(Some records)
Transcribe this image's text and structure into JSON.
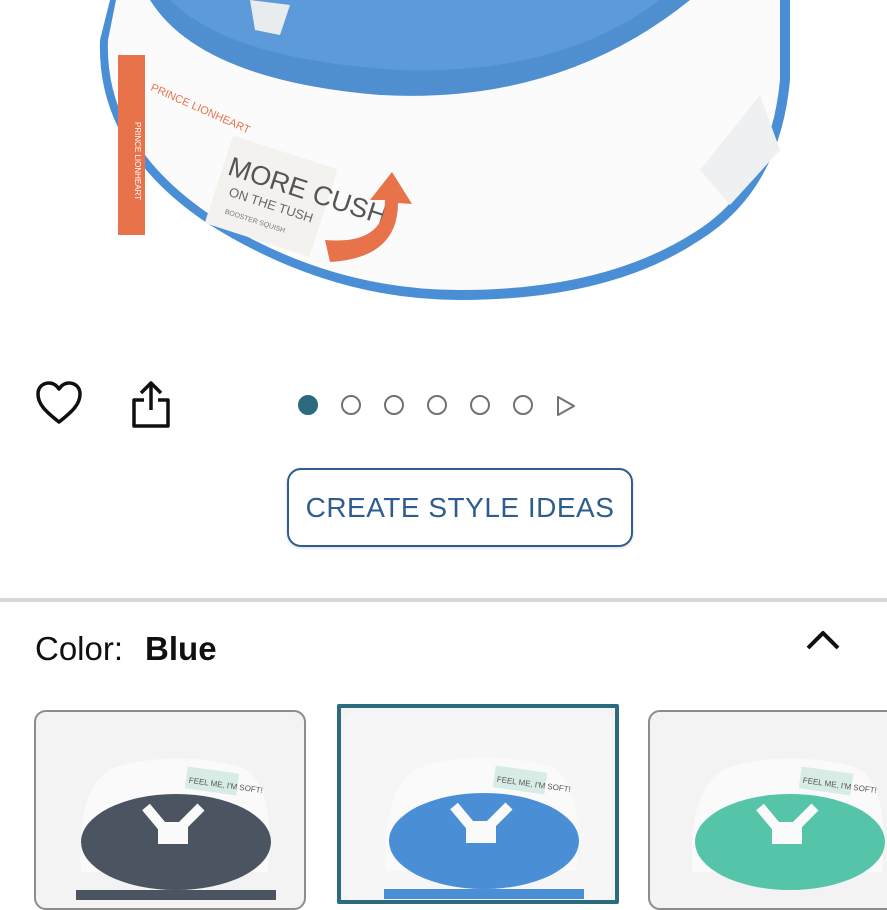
{
  "product_image": {
    "brand_text": "PRINCE LIONHEART",
    "tagline_main": "MORE CUSH",
    "tagline_sub": "ON THE TUSH",
    "product_name": "BOOSTER SQUISH",
    "colors": {
      "seat_blue": "#4a8fd6",
      "rim_blue": "#4a8fd6",
      "label_orange": "#e8734a",
      "body_white": "#fbfbfb"
    }
  },
  "actions": {
    "wishlist_icon": "heart-icon",
    "share_icon": "share-icon"
  },
  "carousel": {
    "total_dots": 6,
    "active_index": 0
  },
  "create_style_button": {
    "label": "CREATE STYLE IDEAS"
  },
  "color_selector": {
    "label": "Color:",
    "value": "Blue",
    "expanded": true,
    "swatches": [
      {
        "name": "Gray",
        "seat_color": "#4a5561",
        "badge_text": "FEEL ME, I'M SOFT!"
      },
      {
        "name": "Blue",
        "seat_color": "#4a8fd6",
        "badge_text": "FEEL ME, I'M SOFT!",
        "selected": true
      },
      {
        "name": "Teal",
        "seat_color": "#55c4a8",
        "badge_text": "FEEL ME, I'M SOFT!"
      }
    ]
  },
  "theme": {
    "accent": "#2c6a7d",
    "button_text": "#2f5d8f",
    "divider": "#d5d9d9"
  }
}
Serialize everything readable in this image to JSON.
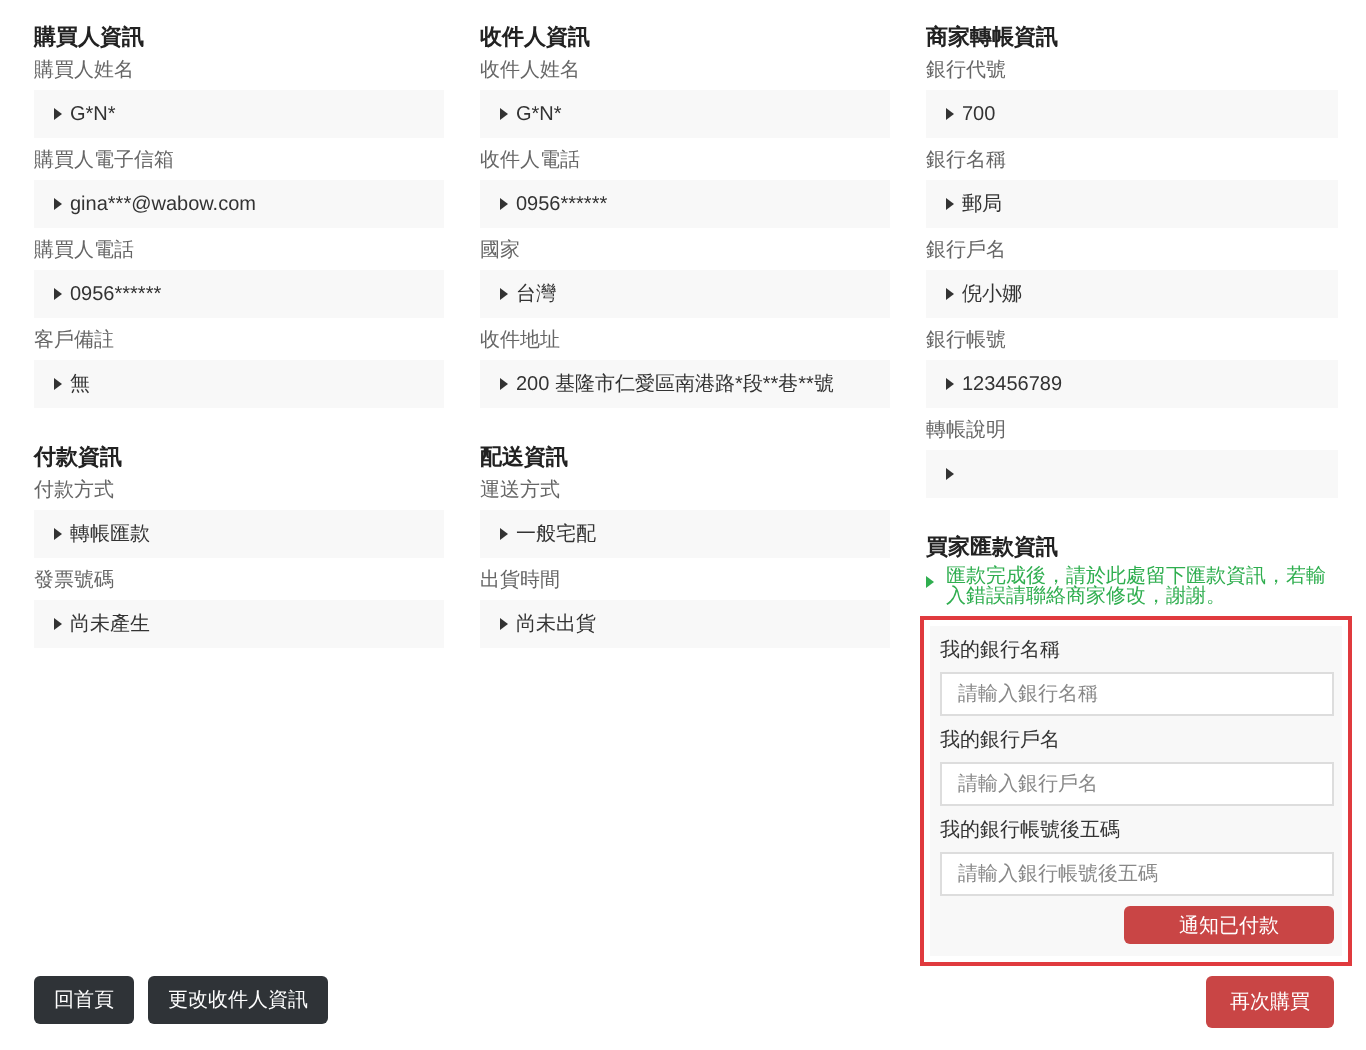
{
  "columns": [
    {
      "sections": [
        {
          "title": "購買人資訊",
          "fields": [
            {
              "label": "購買人姓名",
              "value": "G*N*"
            },
            {
              "label": "購買人電子信箱",
              "value": "gina***@wabow.com"
            },
            {
              "label": "購買人電話",
              "value": "0956******"
            },
            {
              "label": "客戶備註",
              "value": "無"
            }
          ]
        },
        {
          "title": "付款資訊",
          "fields": [
            {
              "label": "付款方式",
              "value": "轉帳匯款"
            },
            {
              "label": "發票號碼",
              "value": "尚未產生"
            }
          ]
        }
      ]
    },
    {
      "sections": [
        {
          "title": "收件人資訊",
          "fields": [
            {
              "label": "收件人姓名",
              "value": "G*N*"
            },
            {
              "label": "收件人電話",
              "value": "0956******"
            },
            {
              "label": "國家",
              "value": "台灣"
            },
            {
              "label": "收件地址",
              "value": "200 基隆市仁愛區南港路*段**巷**號"
            }
          ]
        },
        {
          "title": "配送資訊",
          "fields": [
            {
              "label": "運送方式",
              "value": "一般宅配"
            },
            {
              "label": "出貨時間",
              "value": "尚未出貨"
            }
          ]
        }
      ]
    },
    {
      "sections": [
        {
          "title": "商家轉帳資訊",
          "fields": [
            {
              "label": "銀行代號",
              "value": "700"
            },
            {
              "label": "銀行名稱",
              "value": "郵局"
            },
            {
              "label": "銀行戶名",
              "value": "倪小娜"
            },
            {
              "label": "銀行帳號",
              "value": "123456789"
            },
            {
              "label": "轉帳說明"
            }
          ]
        }
      ],
      "remit": {
        "title": "買家匯款資訊",
        "note": "匯款完成後，請於此處留下匯款資訊，若輸入錯誤請聯絡商家修改，謝謝。",
        "inputs": [
          {
            "label": "我的銀行名稱",
            "placeholder": "請輸入銀行名稱"
          },
          {
            "label": "我的銀行戶名",
            "placeholder": "請輸入銀行戶名"
          },
          {
            "label": "我的銀行帳號後五碼",
            "placeholder": "請輸入銀行帳號後五碼"
          }
        ],
        "submit": "通知已付款"
      }
    }
  ],
  "left_buttons": [
    "回首頁",
    "更改收件人資訊"
  ],
  "right_button": "再次購買"
}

» **Task directions**:
List each line holding the string "title".

» **Exercise result**:
          "title": "購買人資訊",
          "title": "付款資訊",
          "title": "收件人資訊",
          "title": "配送資訊",
          "title": "商家轉帳資訊",
        "title": "買家匯款資訊",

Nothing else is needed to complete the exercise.